§ **Problem**:
Would you write out the listing verbatim and skip every picture in it?

(Recorded data)
....
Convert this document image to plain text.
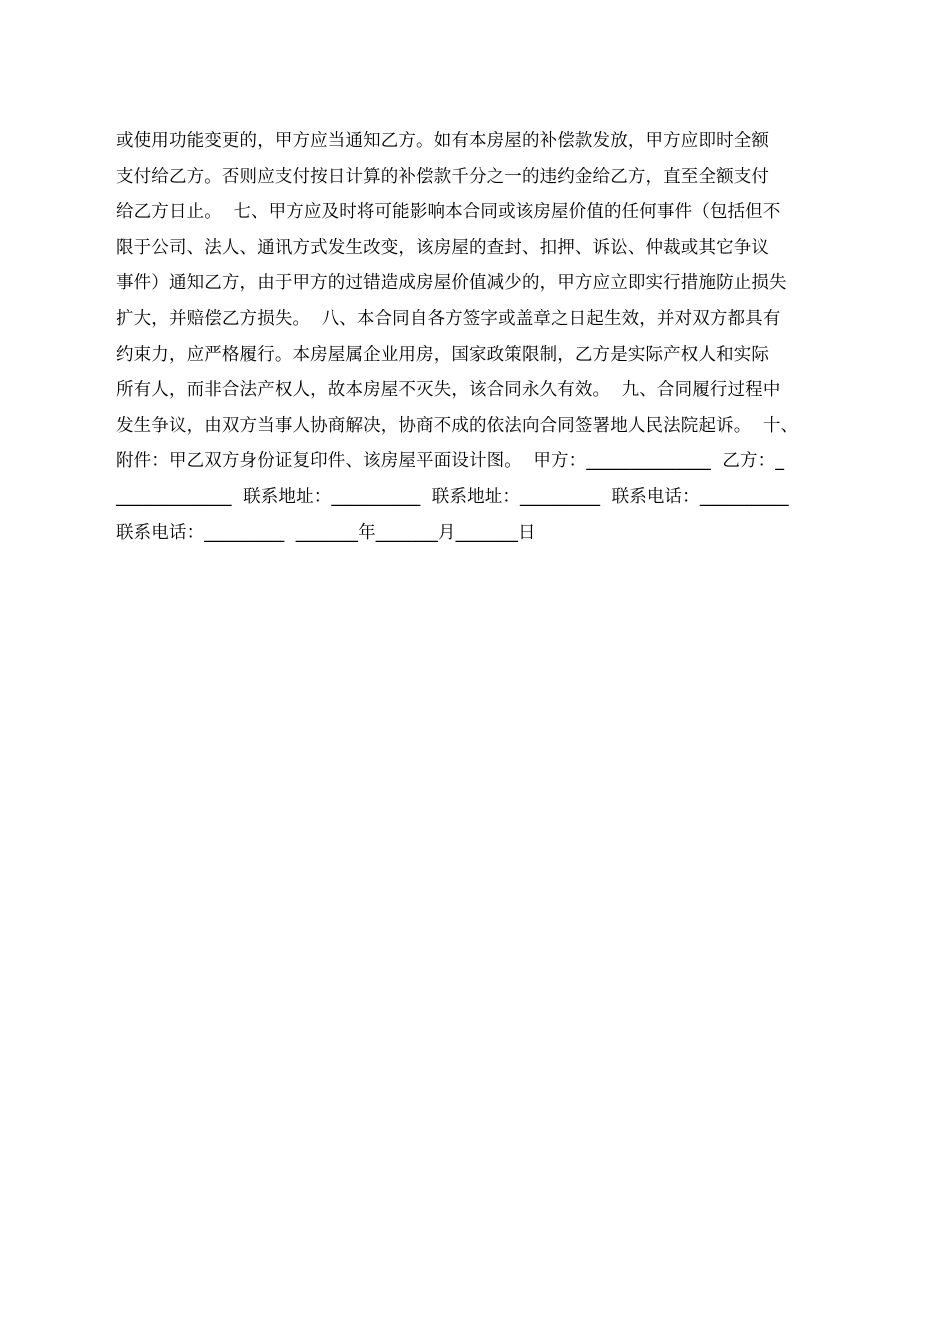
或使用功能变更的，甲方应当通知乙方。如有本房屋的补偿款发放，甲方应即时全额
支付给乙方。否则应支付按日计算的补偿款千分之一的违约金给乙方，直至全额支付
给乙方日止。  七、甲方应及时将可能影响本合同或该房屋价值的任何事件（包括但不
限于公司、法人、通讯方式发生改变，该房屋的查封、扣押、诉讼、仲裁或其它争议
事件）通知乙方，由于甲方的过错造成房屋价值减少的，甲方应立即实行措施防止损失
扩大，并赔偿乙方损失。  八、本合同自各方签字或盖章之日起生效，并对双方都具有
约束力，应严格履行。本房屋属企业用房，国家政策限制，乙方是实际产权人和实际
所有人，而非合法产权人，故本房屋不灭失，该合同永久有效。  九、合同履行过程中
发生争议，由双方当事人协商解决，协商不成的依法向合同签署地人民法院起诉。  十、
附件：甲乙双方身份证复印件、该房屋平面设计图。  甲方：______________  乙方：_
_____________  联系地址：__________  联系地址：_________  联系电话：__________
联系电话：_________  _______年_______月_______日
....
§ **Reply**:
Convert this document image to plain text.
或使用功能变更的，甲方应当通知乙方。如有本房屋的补偿款发放，甲方应即时全额
支付给乙方。否则应支付按日计算的补偿款千分之一的违约金给乙方，直至全额支付
给乙方日止。  七、甲方应及时将可能影响本合同或该房屋价值的任何事件（包括但不
限于公司、法人、通讯方式发生改变，该房屋的查封、扣押、诉讼、仲裁或其它争议
事件）通知乙方，由于甲方的过错造成房屋价值减少的，甲方应立即实行措施防止损失
扩大，并赔偿乙方损失。  八、本合同自各方签字或盖章之日起生效，并对双方都具有
约束力，应严格履行。本房屋属企业用房，国家政策限制，乙方是实际产权人和实际
所有人，而非合法产权人，故本房屋不灭失，该合同永久有效。  九、合同履行过程中
发生争议，由双方当事人协商解决，协商不成的依法向合同签署地人民法院起诉。  十、
附件：甲乙双方身份证复印件、该房屋平面设计图。  甲方：______________  乙方：_
_____________  联系地址：__________  联系地址：_________  联系电话：__________
联系电话：_________  _______年_______月_______日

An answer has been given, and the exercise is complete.